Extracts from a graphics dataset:
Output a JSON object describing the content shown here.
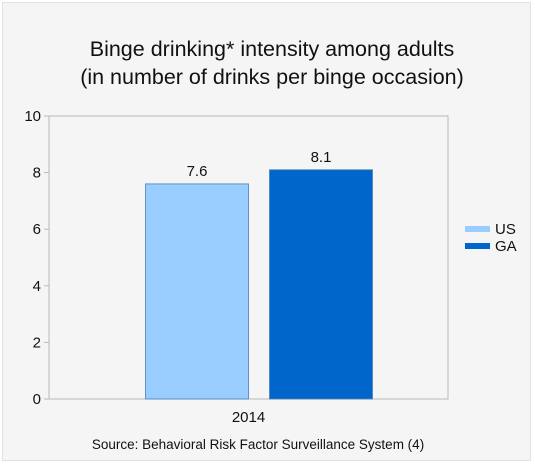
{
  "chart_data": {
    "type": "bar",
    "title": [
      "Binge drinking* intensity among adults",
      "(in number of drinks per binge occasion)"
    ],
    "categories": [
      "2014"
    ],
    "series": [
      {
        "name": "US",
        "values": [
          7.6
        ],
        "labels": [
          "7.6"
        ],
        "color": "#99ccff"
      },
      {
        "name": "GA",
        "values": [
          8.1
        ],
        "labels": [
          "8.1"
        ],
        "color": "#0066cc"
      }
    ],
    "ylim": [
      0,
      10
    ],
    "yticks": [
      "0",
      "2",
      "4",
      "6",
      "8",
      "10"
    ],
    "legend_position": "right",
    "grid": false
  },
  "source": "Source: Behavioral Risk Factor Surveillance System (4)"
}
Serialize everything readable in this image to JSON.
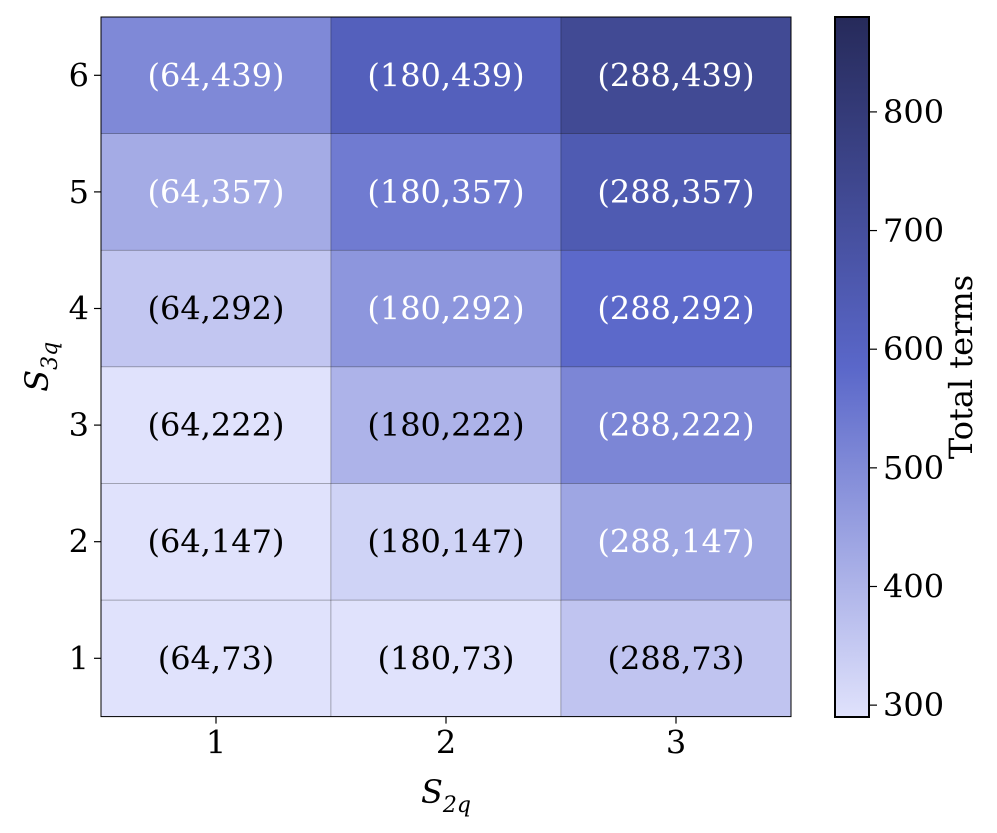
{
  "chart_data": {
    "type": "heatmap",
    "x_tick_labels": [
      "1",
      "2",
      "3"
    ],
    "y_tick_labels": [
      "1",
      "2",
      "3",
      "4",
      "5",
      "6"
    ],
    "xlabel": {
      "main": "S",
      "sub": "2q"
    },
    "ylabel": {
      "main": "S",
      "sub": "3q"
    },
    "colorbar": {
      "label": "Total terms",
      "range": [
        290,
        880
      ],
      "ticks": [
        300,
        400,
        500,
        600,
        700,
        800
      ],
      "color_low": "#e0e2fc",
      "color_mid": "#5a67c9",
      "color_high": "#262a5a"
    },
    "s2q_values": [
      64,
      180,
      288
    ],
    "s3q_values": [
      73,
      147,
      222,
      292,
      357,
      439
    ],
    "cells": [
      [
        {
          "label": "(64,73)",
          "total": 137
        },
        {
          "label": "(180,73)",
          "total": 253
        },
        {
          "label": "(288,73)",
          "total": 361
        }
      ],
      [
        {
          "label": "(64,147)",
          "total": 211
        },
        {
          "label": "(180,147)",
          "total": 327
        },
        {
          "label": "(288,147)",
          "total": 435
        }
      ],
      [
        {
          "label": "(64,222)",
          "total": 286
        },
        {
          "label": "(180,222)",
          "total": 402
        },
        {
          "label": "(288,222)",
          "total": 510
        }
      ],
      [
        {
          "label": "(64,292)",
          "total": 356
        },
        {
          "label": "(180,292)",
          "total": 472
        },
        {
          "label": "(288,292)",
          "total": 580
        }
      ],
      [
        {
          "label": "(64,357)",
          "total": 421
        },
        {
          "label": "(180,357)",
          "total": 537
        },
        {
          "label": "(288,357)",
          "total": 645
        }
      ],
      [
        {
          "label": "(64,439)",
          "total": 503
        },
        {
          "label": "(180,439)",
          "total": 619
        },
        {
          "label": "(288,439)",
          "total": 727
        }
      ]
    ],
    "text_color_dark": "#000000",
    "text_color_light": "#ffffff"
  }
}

--

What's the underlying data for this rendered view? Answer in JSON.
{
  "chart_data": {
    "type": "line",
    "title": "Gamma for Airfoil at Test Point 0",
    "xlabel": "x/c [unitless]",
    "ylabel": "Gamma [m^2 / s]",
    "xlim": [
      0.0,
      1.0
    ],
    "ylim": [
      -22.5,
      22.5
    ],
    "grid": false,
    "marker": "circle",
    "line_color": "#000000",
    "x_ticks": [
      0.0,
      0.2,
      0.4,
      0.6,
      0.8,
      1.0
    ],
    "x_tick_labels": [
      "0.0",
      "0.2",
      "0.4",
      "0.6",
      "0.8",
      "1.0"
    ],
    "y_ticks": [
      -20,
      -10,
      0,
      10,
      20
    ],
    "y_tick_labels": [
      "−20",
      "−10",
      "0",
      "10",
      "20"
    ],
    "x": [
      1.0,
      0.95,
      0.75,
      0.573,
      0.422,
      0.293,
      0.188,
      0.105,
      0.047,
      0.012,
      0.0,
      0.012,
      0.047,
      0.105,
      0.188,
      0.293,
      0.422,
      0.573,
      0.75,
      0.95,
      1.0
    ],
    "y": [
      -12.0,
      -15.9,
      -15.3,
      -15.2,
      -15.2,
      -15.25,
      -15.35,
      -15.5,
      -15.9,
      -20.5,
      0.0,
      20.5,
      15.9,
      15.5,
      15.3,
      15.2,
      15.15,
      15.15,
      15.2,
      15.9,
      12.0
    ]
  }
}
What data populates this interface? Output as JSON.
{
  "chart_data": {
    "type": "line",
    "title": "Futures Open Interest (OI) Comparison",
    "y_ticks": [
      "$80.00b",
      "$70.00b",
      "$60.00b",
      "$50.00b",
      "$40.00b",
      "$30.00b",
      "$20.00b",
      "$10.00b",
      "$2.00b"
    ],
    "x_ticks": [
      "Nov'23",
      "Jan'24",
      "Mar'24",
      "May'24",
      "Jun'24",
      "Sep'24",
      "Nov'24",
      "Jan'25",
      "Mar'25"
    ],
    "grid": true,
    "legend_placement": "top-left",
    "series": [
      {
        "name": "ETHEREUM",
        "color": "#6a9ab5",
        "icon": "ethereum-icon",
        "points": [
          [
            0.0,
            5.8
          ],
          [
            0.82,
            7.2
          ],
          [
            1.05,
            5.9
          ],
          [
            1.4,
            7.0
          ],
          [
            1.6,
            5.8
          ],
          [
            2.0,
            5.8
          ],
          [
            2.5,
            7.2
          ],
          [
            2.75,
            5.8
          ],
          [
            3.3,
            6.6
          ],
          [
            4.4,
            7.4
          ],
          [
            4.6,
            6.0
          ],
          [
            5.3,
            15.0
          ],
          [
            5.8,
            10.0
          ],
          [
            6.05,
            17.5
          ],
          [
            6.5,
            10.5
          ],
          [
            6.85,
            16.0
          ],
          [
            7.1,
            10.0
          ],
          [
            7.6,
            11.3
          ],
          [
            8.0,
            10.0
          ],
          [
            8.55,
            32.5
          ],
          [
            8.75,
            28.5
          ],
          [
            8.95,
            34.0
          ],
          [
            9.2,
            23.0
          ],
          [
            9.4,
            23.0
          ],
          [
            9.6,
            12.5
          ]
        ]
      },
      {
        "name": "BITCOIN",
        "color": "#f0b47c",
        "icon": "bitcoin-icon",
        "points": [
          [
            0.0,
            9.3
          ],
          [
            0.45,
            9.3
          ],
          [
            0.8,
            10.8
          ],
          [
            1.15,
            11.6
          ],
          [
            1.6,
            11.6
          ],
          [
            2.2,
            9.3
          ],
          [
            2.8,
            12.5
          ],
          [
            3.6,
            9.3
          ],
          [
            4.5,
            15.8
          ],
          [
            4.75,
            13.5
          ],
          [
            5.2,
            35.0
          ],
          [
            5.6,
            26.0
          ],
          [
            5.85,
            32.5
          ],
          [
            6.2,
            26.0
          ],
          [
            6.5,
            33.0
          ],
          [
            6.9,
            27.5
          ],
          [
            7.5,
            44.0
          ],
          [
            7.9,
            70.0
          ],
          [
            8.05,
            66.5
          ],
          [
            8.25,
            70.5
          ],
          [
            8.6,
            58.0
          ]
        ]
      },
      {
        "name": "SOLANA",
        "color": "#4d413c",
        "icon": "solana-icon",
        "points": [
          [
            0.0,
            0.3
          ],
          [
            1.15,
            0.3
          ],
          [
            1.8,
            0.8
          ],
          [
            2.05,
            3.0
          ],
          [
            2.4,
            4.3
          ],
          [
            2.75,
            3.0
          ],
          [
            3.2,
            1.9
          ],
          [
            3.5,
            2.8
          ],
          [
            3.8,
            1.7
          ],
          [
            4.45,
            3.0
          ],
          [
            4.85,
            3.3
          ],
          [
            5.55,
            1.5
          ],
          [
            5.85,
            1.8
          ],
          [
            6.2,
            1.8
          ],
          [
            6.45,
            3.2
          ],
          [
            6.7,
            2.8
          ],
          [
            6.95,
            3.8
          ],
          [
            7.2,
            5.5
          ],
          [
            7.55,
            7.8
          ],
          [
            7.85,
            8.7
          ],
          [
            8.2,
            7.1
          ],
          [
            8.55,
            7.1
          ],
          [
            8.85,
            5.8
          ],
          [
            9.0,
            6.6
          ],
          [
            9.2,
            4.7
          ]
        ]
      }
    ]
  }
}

TASK STATEMENT ▸
The answer is a single number: how many lines include the word "Output"?

SOLUTION ▸
2